▶ **작성 과제**
아래 자료의 모든 줄을 빈 줄은 빼고 번호 목록으로 정리해 주세요.

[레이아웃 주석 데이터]
_ _ _ _ _ _ _
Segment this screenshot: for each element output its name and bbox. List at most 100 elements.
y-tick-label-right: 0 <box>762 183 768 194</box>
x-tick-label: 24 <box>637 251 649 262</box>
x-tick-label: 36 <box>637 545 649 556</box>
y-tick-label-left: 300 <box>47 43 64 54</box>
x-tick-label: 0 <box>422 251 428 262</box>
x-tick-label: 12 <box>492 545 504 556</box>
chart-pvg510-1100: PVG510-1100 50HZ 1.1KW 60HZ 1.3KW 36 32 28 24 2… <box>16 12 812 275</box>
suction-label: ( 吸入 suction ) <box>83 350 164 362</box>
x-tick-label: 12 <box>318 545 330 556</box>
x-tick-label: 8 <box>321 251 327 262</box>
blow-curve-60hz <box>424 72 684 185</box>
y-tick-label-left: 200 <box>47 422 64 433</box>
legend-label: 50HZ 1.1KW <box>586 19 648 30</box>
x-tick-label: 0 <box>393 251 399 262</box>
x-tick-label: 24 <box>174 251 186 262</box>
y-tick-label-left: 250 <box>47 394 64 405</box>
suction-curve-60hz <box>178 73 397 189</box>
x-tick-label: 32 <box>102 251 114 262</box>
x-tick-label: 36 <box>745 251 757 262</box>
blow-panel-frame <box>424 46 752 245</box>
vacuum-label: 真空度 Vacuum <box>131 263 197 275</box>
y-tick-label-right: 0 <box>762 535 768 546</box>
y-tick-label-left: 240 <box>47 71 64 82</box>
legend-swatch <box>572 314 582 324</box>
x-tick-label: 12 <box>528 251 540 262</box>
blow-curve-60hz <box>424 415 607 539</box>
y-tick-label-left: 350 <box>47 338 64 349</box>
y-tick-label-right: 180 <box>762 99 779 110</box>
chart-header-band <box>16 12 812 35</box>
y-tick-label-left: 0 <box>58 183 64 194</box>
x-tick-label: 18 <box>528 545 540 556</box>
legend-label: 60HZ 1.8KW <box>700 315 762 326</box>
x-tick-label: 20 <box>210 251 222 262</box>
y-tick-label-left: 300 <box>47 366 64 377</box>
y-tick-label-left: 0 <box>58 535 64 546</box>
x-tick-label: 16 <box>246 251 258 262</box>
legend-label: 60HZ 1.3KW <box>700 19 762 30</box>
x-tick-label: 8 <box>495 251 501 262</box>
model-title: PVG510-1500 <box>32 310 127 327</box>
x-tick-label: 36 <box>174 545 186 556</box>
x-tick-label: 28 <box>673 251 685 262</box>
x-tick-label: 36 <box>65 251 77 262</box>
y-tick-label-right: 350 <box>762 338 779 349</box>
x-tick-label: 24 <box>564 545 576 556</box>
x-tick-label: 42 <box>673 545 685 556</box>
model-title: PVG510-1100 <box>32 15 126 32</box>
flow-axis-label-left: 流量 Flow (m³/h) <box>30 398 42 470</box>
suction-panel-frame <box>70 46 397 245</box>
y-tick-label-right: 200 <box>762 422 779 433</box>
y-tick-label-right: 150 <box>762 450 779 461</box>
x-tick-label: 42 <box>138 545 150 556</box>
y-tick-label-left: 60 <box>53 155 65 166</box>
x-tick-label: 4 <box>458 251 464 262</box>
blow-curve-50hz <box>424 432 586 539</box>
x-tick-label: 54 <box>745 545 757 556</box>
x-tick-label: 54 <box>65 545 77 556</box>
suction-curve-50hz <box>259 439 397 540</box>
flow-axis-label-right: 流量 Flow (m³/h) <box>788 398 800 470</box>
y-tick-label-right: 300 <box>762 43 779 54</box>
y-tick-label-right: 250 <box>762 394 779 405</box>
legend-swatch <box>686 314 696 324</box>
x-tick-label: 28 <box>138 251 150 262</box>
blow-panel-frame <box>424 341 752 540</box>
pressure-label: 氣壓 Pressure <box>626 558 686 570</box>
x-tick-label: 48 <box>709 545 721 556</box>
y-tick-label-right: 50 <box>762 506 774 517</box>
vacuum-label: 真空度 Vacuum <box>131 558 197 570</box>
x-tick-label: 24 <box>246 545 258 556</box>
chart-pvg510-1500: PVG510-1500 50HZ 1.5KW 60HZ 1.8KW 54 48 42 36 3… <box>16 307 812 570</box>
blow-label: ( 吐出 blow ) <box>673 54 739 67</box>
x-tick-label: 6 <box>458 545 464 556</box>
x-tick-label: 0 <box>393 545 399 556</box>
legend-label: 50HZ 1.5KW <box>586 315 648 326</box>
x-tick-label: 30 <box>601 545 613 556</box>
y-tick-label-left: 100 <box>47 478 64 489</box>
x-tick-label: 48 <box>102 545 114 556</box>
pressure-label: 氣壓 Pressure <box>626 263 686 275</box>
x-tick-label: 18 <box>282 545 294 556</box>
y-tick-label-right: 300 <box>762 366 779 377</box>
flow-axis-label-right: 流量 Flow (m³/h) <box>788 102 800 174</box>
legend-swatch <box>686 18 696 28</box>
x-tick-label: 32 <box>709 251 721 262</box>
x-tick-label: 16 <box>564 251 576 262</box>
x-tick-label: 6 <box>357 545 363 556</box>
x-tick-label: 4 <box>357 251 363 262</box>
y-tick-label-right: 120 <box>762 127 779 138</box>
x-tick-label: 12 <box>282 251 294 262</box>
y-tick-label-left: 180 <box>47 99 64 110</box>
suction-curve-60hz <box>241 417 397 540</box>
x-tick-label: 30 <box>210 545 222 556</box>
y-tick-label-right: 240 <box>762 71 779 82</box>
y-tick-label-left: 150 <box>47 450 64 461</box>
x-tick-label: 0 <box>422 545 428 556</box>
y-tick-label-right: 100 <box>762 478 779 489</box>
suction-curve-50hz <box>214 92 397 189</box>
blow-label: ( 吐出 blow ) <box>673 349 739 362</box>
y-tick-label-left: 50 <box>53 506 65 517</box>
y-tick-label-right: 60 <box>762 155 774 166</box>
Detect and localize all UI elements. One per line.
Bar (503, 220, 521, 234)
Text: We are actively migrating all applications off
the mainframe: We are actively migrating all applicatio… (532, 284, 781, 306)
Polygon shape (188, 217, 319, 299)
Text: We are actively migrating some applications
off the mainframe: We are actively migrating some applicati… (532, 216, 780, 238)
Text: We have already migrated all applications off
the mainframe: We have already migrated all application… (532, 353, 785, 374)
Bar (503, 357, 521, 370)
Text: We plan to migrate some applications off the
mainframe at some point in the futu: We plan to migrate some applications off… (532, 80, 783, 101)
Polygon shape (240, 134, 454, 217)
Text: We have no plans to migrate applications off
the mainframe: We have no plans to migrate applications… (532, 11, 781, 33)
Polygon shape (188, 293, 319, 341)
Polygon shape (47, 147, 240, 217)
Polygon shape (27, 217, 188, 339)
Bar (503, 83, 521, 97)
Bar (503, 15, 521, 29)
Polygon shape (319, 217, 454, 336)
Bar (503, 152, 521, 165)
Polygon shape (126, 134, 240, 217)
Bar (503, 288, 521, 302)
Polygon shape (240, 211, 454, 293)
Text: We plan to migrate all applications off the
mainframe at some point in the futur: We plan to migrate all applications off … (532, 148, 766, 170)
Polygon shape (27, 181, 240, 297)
_ _ _ _ _ _ _
▶ **과제 풀이**
1. Segment this screenshot: for each element output its name and bbox. List at most 100 elements.
2. y-tick-label-right: 0 <box>762 183 768 194</box>
3. x-tick-label: 24 <box>637 251 649 262</box>
4. x-tick-label: 36 <box>637 545 649 556</box>
5. y-tick-label-left: 300 <box>47 43 64 54</box>
6. x-tick-label: 0 <box>422 251 428 262</box>
7. x-tick-label: 12 <box>492 545 504 556</box>
8. chart-pvg510-1100: PVG510-1100 50HZ 1.1KW 60HZ 1.3KW 36 32 28 24 2… <box>16 12 812 275</box>
9. suction-label: ( 吸入 suction ) <box>83 350 164 362</box>
10. x-tick-label: 12 <box>318 545 330 556</box>
11. x-tick-label: 8 <box>321 251 327 262</box>
12. blow-curve-60hz <box>424 72 684 185</box>
13. y-tick-label-left: 200 <box>47 422 64 433</box>
14. legend-label: 50HZ 1.1KW <box>586 19 648 30</box>
15. x-tick-label: 0 <box>393 251 399 262</box>
16. x-tick-label: 24 <box>174 251 186 262</box>
17. y-tick-label-left: 250 <box>47 394 64 405</box>
18. suction-curve-60hz <box>178 73 397 189</box>
19. x-tick-label: 32 <box>102 251 114 262</box>
20. x-tick-label: 36 <box>745 251 757 262</box>
21. blow-panel-frame <box>424 46 752 245</box>
22. vacuum-label: 真空度 Vacuum <box>131 263 197 275</box>
23. y-tick-label-right: 0 <box>762 535 768 546</box>
24. y-tick-label-left: 240 <box>47 71 64 82</box>
25. legend-swatch <box>572 314 582 324</box>
26. x-tick-label: 12 <box>528 251 540 262</box>
27. blow-curve-60hz <box>424 415 607 539</box>
28. y-tick-label-left: 350 <box>47 338 64 349</box>
29. y-tick-label-right: 180 <box>762 99 779 110</box>
30. chart-header-band <box>16 12 812 35</box>
31. y-tick-label-left: 0 <box>58 183 64 194</box>
32. x-tick-label: 18 <box>528 545 540 556</box>
33. legend-label: 60HZ 1.8KW <box>700 315 762 326</box>
34. x-tick-label: 20 <box>210 251 222 262</box>
35. y-tick-label-left: 300 <box>47 366 64 377</box>
36. y-tick-label-left: 0 <box>58 535 64 546</box>
37. x-tick-label: 16 <box>246 251 258 262</box>
38. legend-label: 60HZ 1.3KW <box>700 19 762 30</box>
39. x-tick-label: 8 <box>495 251 501 262</box>
40. model-title: PVG510-1500 <box>32 310 127 327</box>
41. x-tick-label: 36 <box>174 545 186 556</box>
42. x-tick-label: 28 <box>673 251 685 262</box>
43. x-tick-label: 36 <box>65 251 77 262</box>
44. y-tick-label-right: 350 <box>762 338 779 349</box>
45. x-tick-label: 24 <box>564 545 576 556</box>
46. x-tick-label: 42 <box>673 545 685 556</box>
47. model-title: PVG510-1100 <box>32 15 126 32</box>
48. flow-axis-label-left: 流量 Flow (m³/h) <box>30 398 42 470</box>
49. suction-panel-frame <box>70 46 397 245</box>
50. y-tick-label-right: 200 <box>762 422 779 433</box>
51. y-tick-label-right: 150 <box>762 450 779 461</box>
52. x-tick-label: 42 <box>138 545 150 556</box>
53. y-tick-label-left: 60 <box>53 155 65 166</box>
54. x-tick-label: 4 <box>458 251 464 262</box>
55. blow-curve-50hz <box>424 432 586 539</box>
56. x-tick-label: 54 <box>745 545 757 556</box>
57. x-tick-label: 54 <box>65 545 77 556</box>
58. suction-curve-50hz <box>259 439 397 540</box>
59. flow-axis-label-right: 流量 Flow (m³/h) <box>788 398 800 470</box>
60. y-tick-label-right: 300 <box>762 43 779 54</box>
61. y-tick-label-right: 250 <box>762 394 779 405</box>
62. legend-swatch <box>686 314 696 324</box>
63. x-tick-label: 28 <box>138 251 150 262</box>
64. blow-panel-frame <box>424 341 752 540</box>
65. pressure-label: 氣壓 Pressure <box>626 558 686 570</box>
66. x-tick-label: 48 <box>709 545 721 556</box>
67. y-tick-label-right: 50 <box>762 506 774 517</box>
68. vacuum-label: 真空度 Vacuum <box>131 558 197 570</box>
69. x-tick-label: 24 <box>246 545 258 556</box>
70. chart-pvg510-1500: PVG510-1500 50HZ 1.5KW 60HZ 1.8KW 54 48 42 36 3… <box>16 307 812 570</box>
71. blow-label: ( 吐出 blow ) <box>673 54 739 67</box>
72. x-tick-label: 6 <box>458 545 464 556</box>
73. x-tick-label: 0 <box>393 545 399 556</box>
74. legend-label: 50HZ 1.5KW <box>586 315 648 326</box>
75. x-tick-label: 30 <box>601 545 613 556</box>
76. y-tick-label-left: 100 <box>47 478 64 489</box>
77. x-tick-label: 48 <box>102 545 114 556</box>
78. pressure-label: 氣壓 Pressure <box>626 263 686 275</box>
79. x-tick-label: 18 <box>282 545 294 556</box>
80. y-tick-label-right: 300 <box>762 366 779 377</box>
81. flow-axis-label-right: 流量 Flow (m³/h) <box>788 102 800 174</box>
82. legend-swatch <box>686 18 696 28</box>
83. x-tick-label: 32 <box>709 251 721 262</box>
84. x-tick-label: 16 <box>564 251 576 262</box>
85. x-tick-label: 6 <box>357 545 363 556</box>
86. x-tick-label: 4 <box>357 251 363 262</box>
87. y-tick-label-right: 120 <box>762 127 779 138</box>
88. x-tick-label: 12 <box>282 251 294 262</box>
89. y-tick-label-left: 180 <box>47 99 64 110</box>
90. suction-curve-60hz <box>241 417 397 540</box>
91. x-tick-label: 30 <box>210 545 222 556</box>
92. y-tick-label-right: 240 <box>762 71 779 82</box>
93. y-tick-label-left: 150 <box>47 450 64 461</box>
94. x-tick-label: 0 <box>422 545 428 556</box>
95. y-tick-label-right: 100 <box>762 478 779 489</box>
96. suction-curve-50hz <box>214 92 397 189</box>
97. blow-label: ( 吐出 blow ) <box>673 349 739 362</box>
98. y-tick-label-left: 50 <box>53 506 65 517</box>
99. y-tick-label-right: 60 <box>762 155 774 166</box>
100. Detect and localize all UI elements. One per line.
101. Bar (503, 220, 521, 234)
102. Text: We are actively migrating all applications off
103. the mainframe: We are actively migrating all applicatio… (532, 284, 781, 306)
104. Polygon shape (188, 217, 319, 299)
105. Text: We are actively migrating some applications
106. off the mainframe: We are actively migrating some applicati… (532, 216, 780, 238)
107. Text: We have already migrated all applications off
108. the mainframe: We have already migrated all application… (532, 353, 785, 374)
109. Bar (503, 357, 521, 370)
110. Text: We plan to migrate some applications off the
111. mainframe at some point in the futu: We plan to migrate some applications off… (532, 80, 783, 101)
112. Polygon shape (240, 134, 454, 217)
113. Text: We have no plans to migrate applications off
114. the mainframe: We have no plans to migrate applications… (532, 11, 781, 33)
115. Polygon shape (188, 293, 319, 341)
116. Polygon shape (47, 147, 240, 217)
117. Polygon shape (27, 217, 188, 339)
118. Bar (503, 83, 521, 97)
119. Bar (503, 15, 521, 29)
120. Polygon shape (319, 217, 454, 336)
121. Bar (503, 152, 521, 165)
122. Polygon shape (126, 134, 240, 217)
123. Bar (503, 288, 521, 302)
124. Polygon shape (240, 211, 454, 293)
125. Text: We plan to migrate all applications off the
126. mainframe at some point in the futur: We plan to migrate all applications off … (532, 148, 766, 170)
127. Polygon shape (27, 181, 240, 297)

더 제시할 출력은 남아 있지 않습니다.